[DATASET EXCERPTS]
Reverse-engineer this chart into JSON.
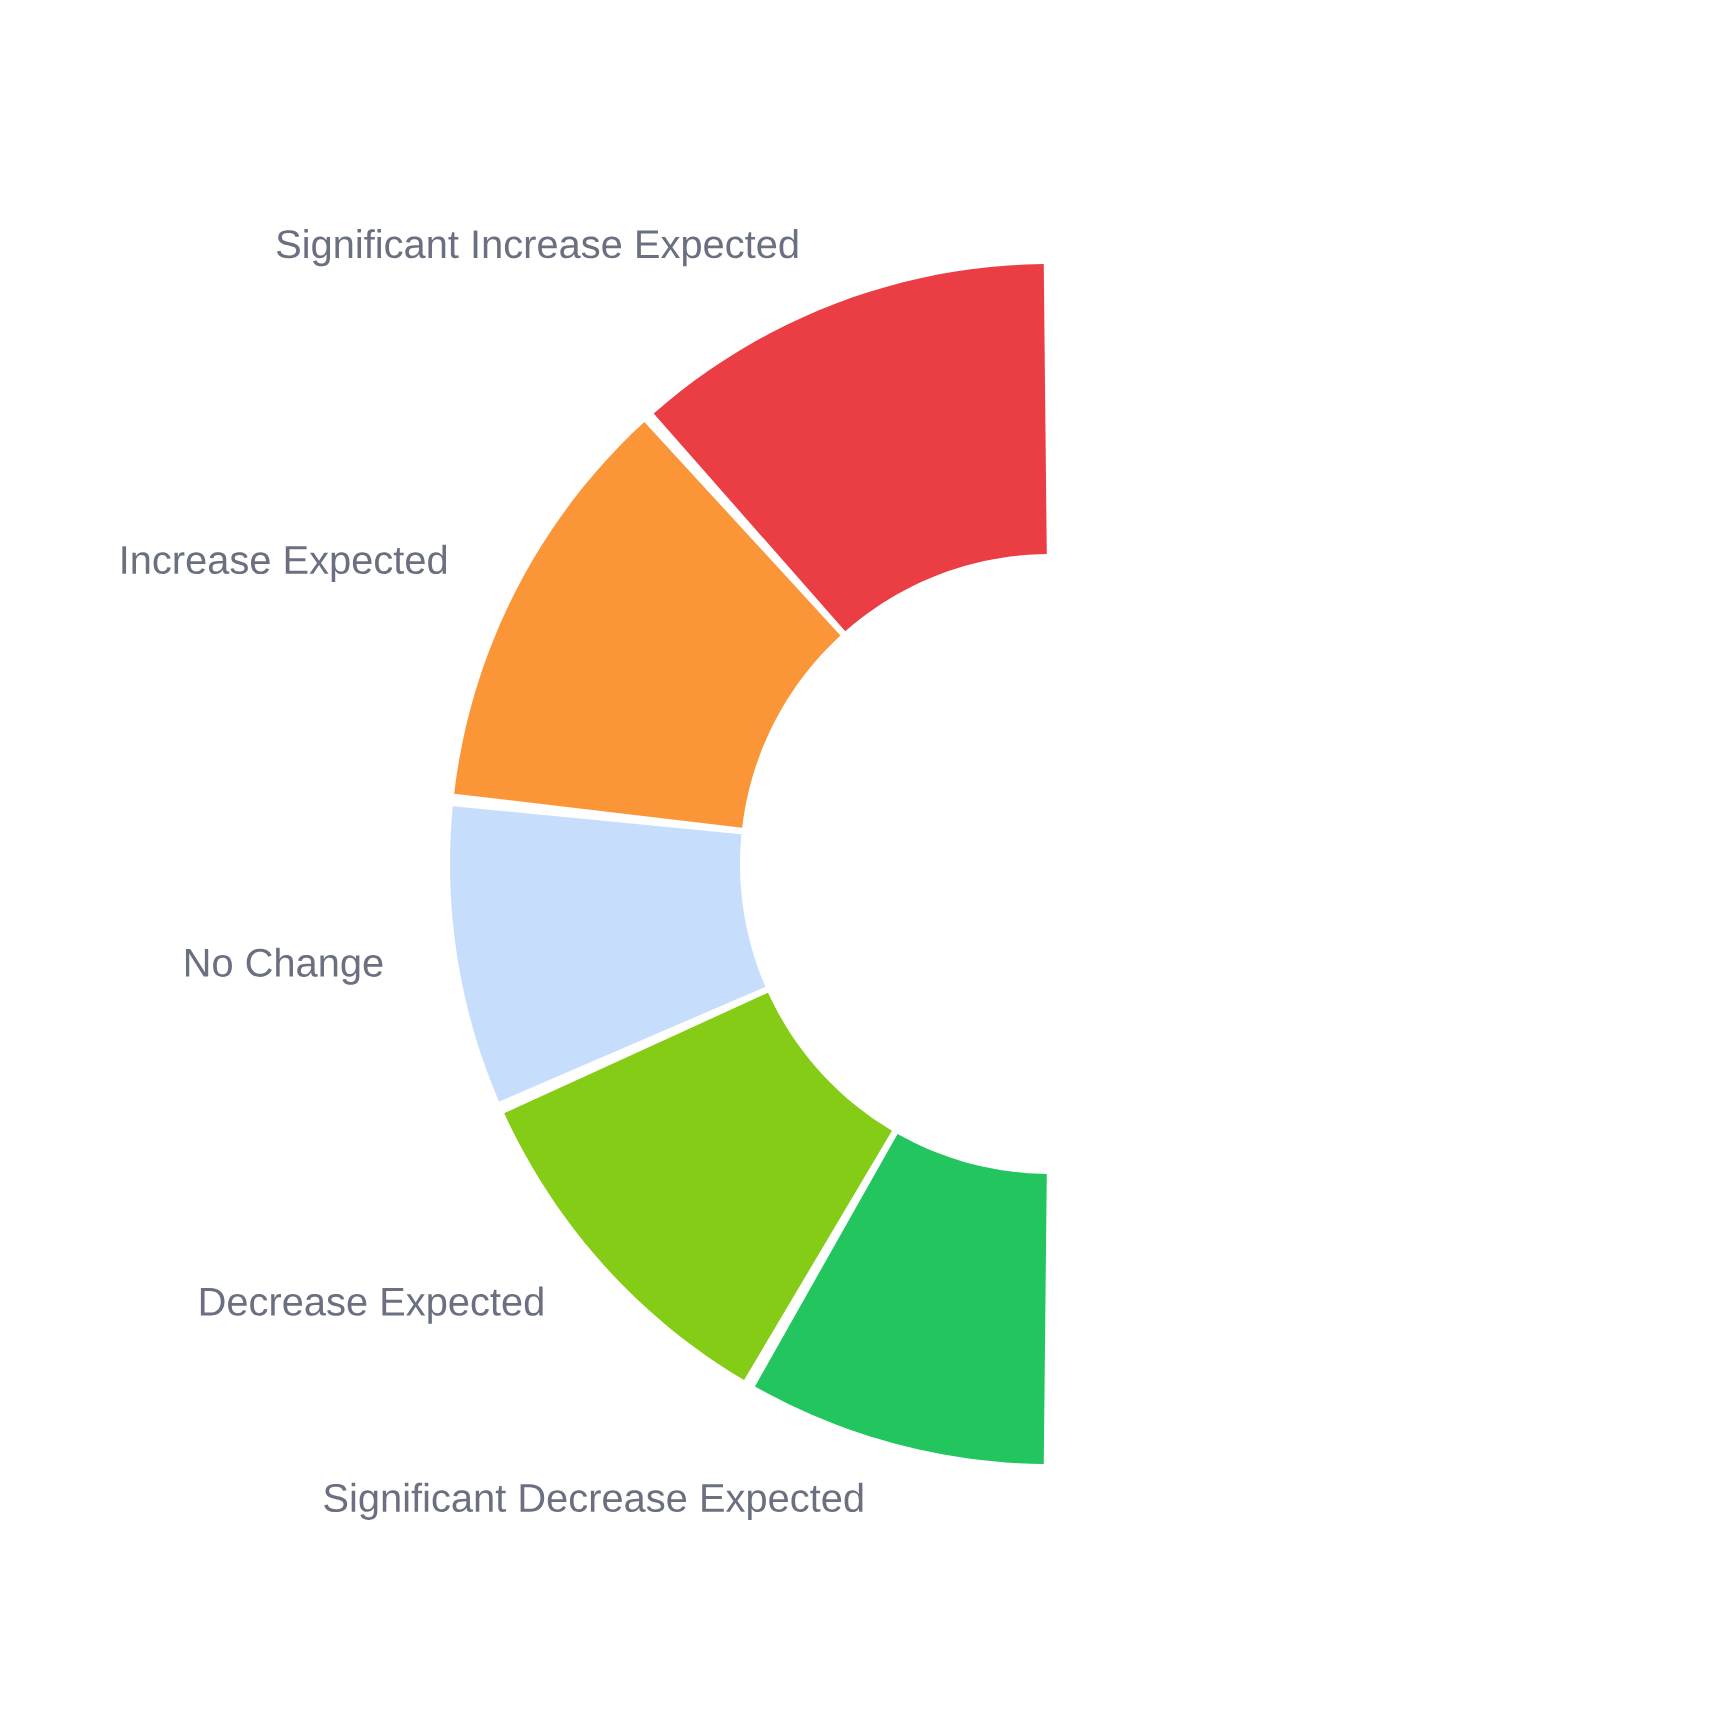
{
  "chart_data": {
    "type": "donut",
    "categories": [
      "Significant Increase Expected",
      "Increase Expected",
      "No Change",
      "Decrease Expected",
      "Significant Decrease Expected"
    ],
    "values": [
      23.3,
      23.3,
      16.7,
      20,
      16.7
    ],
    "colors": [
      "#ea3d44",
      "#fb9638",
      "#c6defb",
      "#84cc16",
      "#22c55e"
    ]
  }
}
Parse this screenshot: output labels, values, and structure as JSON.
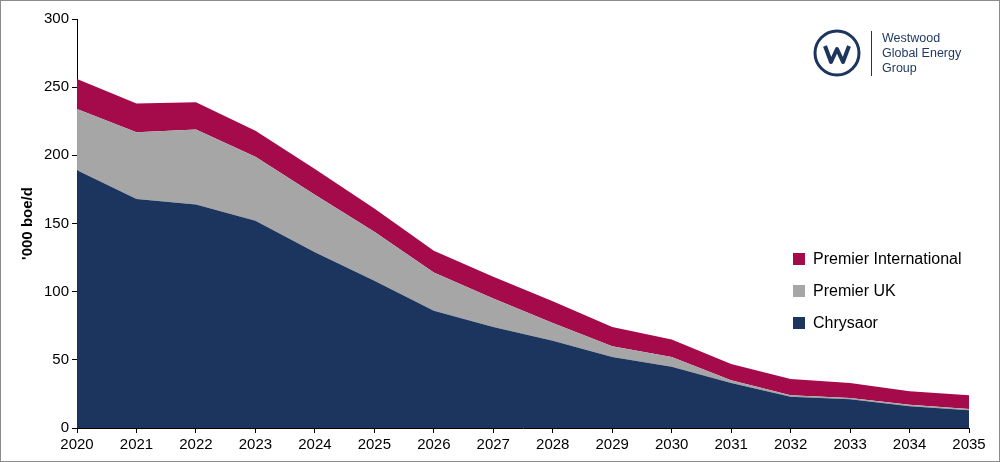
{
  "chart_data": {
    "type": "stacked_area",
    "y_label": "'000 boe/d",
    "annotations": [
      "Westwood",
      "Global Energy",
      "Group"
    ],
    "categories": [
      "2020",
      "2021",
      "2022",
      "2023",
      "2024",
      "2025",
      "2026",
      "2027",
      "2028",
      "2029",
      "2030",
      "2031",
      "2032",
      "2033",
      "2034",
      "2035"
    ],
    "series": [
      {
        "name": "Chrysaor",
        "color": "#1c355e",
        "values": [
          189,
          168,
          164,
          152,
          129,
          108,
          86,
          74,
          64,
          52,
          45,
          33,
          23,
          21,
          16,
          13
        ]
      },
      {
        "name": "Premier UK",
        "color": "#a6a6a6",
        "values": [
          45,
          49,
          55,
          47,
          42,
          36,
          28,
          21,
          13,
          8,
          7,
          2,
          1,
          1,
          1,
          1
        ]
      },
      {
        "name": "Premier International",
        "color": "#a50a4a",
        "values": [
          22,
          21,
          20,
          19,
          19,
          17,
          16,
          16,
          16,
          14,
          13,
          12,
          12,
          11,
          10,
          10
        ]
      }
    ],
    "ylim": [
      0,
      300
    ],
    "yticks": [
      0,
      50,
      100,
      150,
      200,
      250,
      300
    ],
    "stacked": true,
    "grid": false,
    "legend": "right"
  }
}
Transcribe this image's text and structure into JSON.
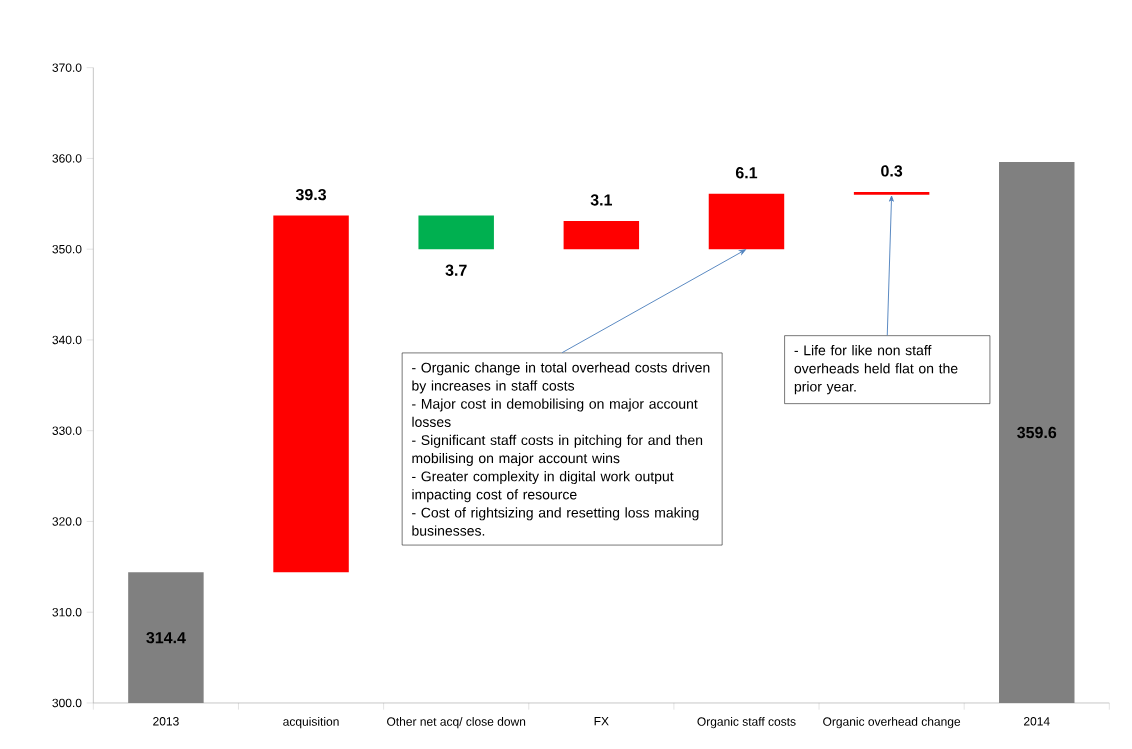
{
  "chart_data": {
    "type": "bar",
    "categories": [
      "2013",
      "acquisition",
      "Other net acq/ close down",
      "FX",
      "Organic staff costs",
      "Organic overhead change",
      "2014"
    ],
    "values": [
      14.4,
      39.3,
      -3.7,
      3.1,
      6.1,
      0.3,
      59.6
    ],
    "base": [
      300,
      314.4,
      353.7,
      350.0,
      350.0,
      356.0,
      300
    ],
    "colors": [
      "#808080",
      "#ff0000",
      "#00b050",
      "#ff0000",
      "#ff0000",
      "#ff0000",
      "#808080"
    ],
    "value_labels": [
      "314.4",
      "39.3",
      "3.7",
      "3.1",
      "6.1",
      "0.3",
      "359.6"
    ],
    "ylim": [
      300,
      370
    ],
    "yticks": [
      {
        "value": 300,
        "label": "300.0"
      },
      {
        "value": 310,
        "label": "310.0"
      },
      {
        "value": 320,
        "label": "320.0"
      },
      {
        "value": 330,
        "label": "330.0"
      },
      {
        "value": 340,
        "label": "340.0"
      },
      {
        "value": 350,
        "label": "350.0"
      },
      {
        "value": 360,
        "label": "360.0"
      },
      {
        "value": 370,
        "label": "370.0"
      }
    ],
    "annotations": [
      {
        "text": "- Organic change in total overhead costs driven by increases in staff costs",
        "x": "Organic staff costs",
        "y": 350.0
      },
      "- Major cost in demobilising on major account losses",
      "- Significant staff costs in pitching for and then mobilising on major account wins",
      "- Greater complexity in digital work output impacting cost of resource",
      "- Cost of rightsizing and resetting loss making businesses.",
      {
        "text": "- Life for like non staff overheads held flat on the prior year.",
        "x": "Organic overhead change",
        "y": 356.0
      }
    ]
  }
}
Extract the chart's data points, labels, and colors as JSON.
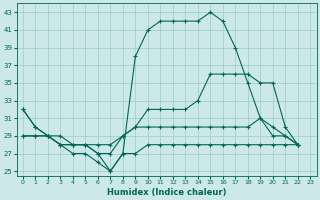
{
  "xlabel": "Humidex (Indice chaleur)",
  "background_color": "#cce8e8",
  "grid_color": "#99cccc",
  "line_color": "#006655",
  "xlim": [
    -0.5,
    23.5
  ],
  "ylim": [
    24.5,
    44.0
  ],
  "xticks": [
    0,
    1,
    2,
    3,
    4,
    5,
    6,
    7,
    8,
    9,
    10,
    11,
    12,
    13,
    14,
    15,
    16,
    17,
    18,
    19,
    20,
    21,
    22,
    23
  ],
  "yticks": [
    25,
    27,
    29,
    31,
    33,
    35,
    37,
    39,
    41,
    43
  ],
  "series1_x": [
    0,
    1,
    2,
    3,
    4,
    5,
    6,
    7,
    8,
    9,
    10,
    11,
    12,
    13,
    14,
    15,
    16,
    17,
    18,
    19,
    20,
    21,
    22
  ],
  "series1_y": [
    32,
    30,
    29,
    28,
    28,
    28,
    27,
    25,
    27,
    38,
    41,
    42,
    42,
    42,
    42,
    43,
    42,
    39,
    35,
    31,
    30,
    29,
    28
  ],
  "series2_x": [
    0,
    1,
    2,
    3,
    4,
    5,
    6,
    7,
    8,
    9,
    10,
    11,
    12,
    13,
    14,
    15,
    16,
    17,
    18,
    19,
    20,
    21,
    22
  ],
  "series2_y": [
    32,
    30,
    29,
    28,
    28,
    28,
    27,
    27,
    29,
    30,
    32,
    32,
    32,
    32,
    33,
    36,
    36,
    36,
    36,
    35,
    35,
    30,
    28
  ],
  "series3_x": [
    0,
    1,
    2,
    3,
    4,
    5,
    6,
    7,
    8,
    9,
    10,
    11,
    12,
    13,
    14,
    15,
    16,
    17,
    18,
    19,
    20,
    21,
    22
  ],
  "series3_y": [
    29,
    29,
    29,
    29,
    28,
    28,
    28,
    28,
    29,
    30,
    30,
    30,
    30,
    30,
    30,
    30,
    30,
    30,
    30,
    31,
    29,
    29,
    28
  ],
  "series4_x": [
    0,
    1,
    2,
    3,
    4,
    5,
    6,
    7,
    8,
    9,
    10,
    11,
    12,
    13,
    14,
    15,
    16,
    17,
    18,
    19,
    20,
    21,
    22
  ],
  "series4_y": [
    29,
    29,
    29,
    28,
    27,
    27,
    26,
    25,
    27,
    27,
    28,
    28,
    28,
    28,
    28,
    28,
    28,
    28,
    28,
    28,
    28,
    28,
    28
  ]
}
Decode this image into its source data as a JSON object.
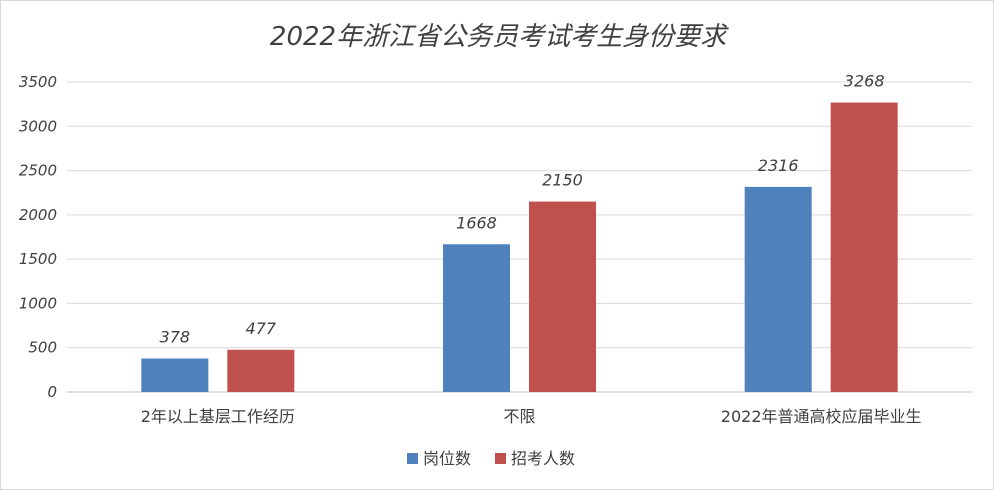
{
  "chart_data": {
    "type": "bar",
    "title": "2022年浙江省公务员考试考生身份要求",
    "categories": [
      "2年以上基层工作经历",
      "不限",
      "2022年普通高校应届毕业生"
    ],
    "series": [
      {
        "name": "岗位数",
        "color": "#4f81bd",
        "values": [
          378,
          1668,
          2316
        ]
      },
      {
        "name": "招考人数",
        "color": "#c0504d",
        "values": [
          477,
          2150,
          3268
        ]
      }
    ],
    "ylim": [
      0,
      3500
    ],
    "yticks": [
      0,
      500,
      1000,
      1500,
      2000,
      2500,
      3000,
      3500
    ],
    "grid": true,
    "legend": "bottom"
  }
}
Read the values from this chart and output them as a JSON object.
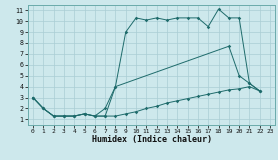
{
  "xlabel": "Humidex (Indice chaleur)",
  "background_color": "#cde8ec",
  "grid_color": "#aacdd4",
  "line_color": "#1e6b6b",
  "xlim": [
    -0.5,
    23.5
  ],
  "ylim": [
    0.5,
    11.5
  ],
  "xticks": [
    0,
    1,
    2,
    3,
    4,
    5,
    6,
    7,
    8,
    9,
    10,
    11,
    12,
    13,
    14,
    15,
    16,
    17,
    18,
    19,
    20,
    21,
    22,
    23
  ],
  "yticks": [
    1,
    2,
    3,
    4,
    5,
    6,
    7,
    8,
    9,
    10,
    11
  ],
  "series": [
    {
      "x": [
        0,
        1,
        2,
        3,
        4,
        5,
        6,
        7,
        8,
        9,
        10,
        11,
        12,
        13,
        14,
        15,
        16,
        17,
        18,
        19,
        20,
        21,
        22
      ],
      "y": [
        3,
        2,
        1.3,
        1.3,
        1.3,
        1.5,
        1.3,
        1.3,
        4.0,
        9.0,
        10.3,
        10.1,
        10.3,
        10.1,
        10.3,
        10.3,
        10.3,
        9.5,
        11.1,
        10.3,
        10.3,
        4.3,
        3.6
      ]
    },
    {
      "x": [
        0,
        1,
        2,
        3,
        4,
        5,
        6,
        7,
        8,
        19,
        20,
        21,
        22
      ],
      "y": [
        3,
        2.0,
        1.3,
        1.3,
        1.3,
        1.5,
        1.3,
        2.0,
        4.0,
        7.7,
        5.0,
        4.3,
        3.6
      ]
    },
    {
      "x": [
        0,
        1,
        2,
        3,
        4,
        5,
        6,
        7,
        8,
        9,
        10,
        11,
        12,
        13,
        14,
        15,
        16,
        17,
        18,
        19,
        20,
        21,
        22
      ],
      "y": [
        3,
        2.0,
        1.3,
        1.3,
        1.3,
        1.5,
        1.3,
        1.3,
        1.3,
        1.5,
        1.7,
        2.0,
        2.2,
        2.5,
        2.7,
        2.9,
        3.1,
        3.3,
        3.5,
        3.7,
        3.8,
        4.0,
        3.6
      ]
    }
  ]
}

[WHAT IS NEEDED] Copy each line from the data above that includes "name".

[ANSWER TO THE TASK]
        "name": "Chrysaor",
        "name": "Premier UK",
        "name": "Premier International",
        "name": "岗位数",
        "name": "招考人数",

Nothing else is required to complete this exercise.